### Work to complete
Take each line that has the word "December" and return it.

### Material shown
┄┄┄┄┄┄

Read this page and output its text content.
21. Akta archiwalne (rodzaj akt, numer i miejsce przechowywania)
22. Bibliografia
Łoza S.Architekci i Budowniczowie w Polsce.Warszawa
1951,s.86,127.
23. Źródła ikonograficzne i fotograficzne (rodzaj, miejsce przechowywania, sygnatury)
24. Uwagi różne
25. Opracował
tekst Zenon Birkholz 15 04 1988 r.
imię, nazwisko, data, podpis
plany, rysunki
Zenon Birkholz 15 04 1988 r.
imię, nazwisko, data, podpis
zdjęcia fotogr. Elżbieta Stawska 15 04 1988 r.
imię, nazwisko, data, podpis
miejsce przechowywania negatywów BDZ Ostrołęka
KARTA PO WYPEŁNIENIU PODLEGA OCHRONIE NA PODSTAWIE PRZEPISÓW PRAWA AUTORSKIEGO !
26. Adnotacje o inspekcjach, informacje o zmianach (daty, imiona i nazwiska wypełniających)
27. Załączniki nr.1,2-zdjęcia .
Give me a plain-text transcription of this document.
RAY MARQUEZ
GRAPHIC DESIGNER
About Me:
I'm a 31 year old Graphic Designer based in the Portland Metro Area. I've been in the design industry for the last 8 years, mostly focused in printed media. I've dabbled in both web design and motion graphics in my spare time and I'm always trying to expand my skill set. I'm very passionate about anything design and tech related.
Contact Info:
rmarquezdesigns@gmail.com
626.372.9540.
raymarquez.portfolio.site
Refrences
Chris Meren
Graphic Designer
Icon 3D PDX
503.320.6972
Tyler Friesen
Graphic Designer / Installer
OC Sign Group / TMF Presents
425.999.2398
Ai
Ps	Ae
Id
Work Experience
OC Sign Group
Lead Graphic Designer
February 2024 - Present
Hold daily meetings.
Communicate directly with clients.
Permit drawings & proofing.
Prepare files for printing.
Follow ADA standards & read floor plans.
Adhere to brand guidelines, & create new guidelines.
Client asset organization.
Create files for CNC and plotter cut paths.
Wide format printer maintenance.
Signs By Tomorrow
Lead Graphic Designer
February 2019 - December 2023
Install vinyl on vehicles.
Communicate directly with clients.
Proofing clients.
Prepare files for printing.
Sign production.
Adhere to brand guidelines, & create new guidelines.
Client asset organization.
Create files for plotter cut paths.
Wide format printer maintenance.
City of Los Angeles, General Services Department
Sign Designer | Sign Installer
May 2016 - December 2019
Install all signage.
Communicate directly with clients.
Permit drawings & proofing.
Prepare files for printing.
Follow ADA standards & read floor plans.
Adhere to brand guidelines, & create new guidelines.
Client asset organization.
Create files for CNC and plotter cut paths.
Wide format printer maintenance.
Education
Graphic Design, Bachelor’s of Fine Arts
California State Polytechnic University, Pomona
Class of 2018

┄┄┄┄┄┄

### Full answer
February 2019 - December 2023
May 2016 - December 2019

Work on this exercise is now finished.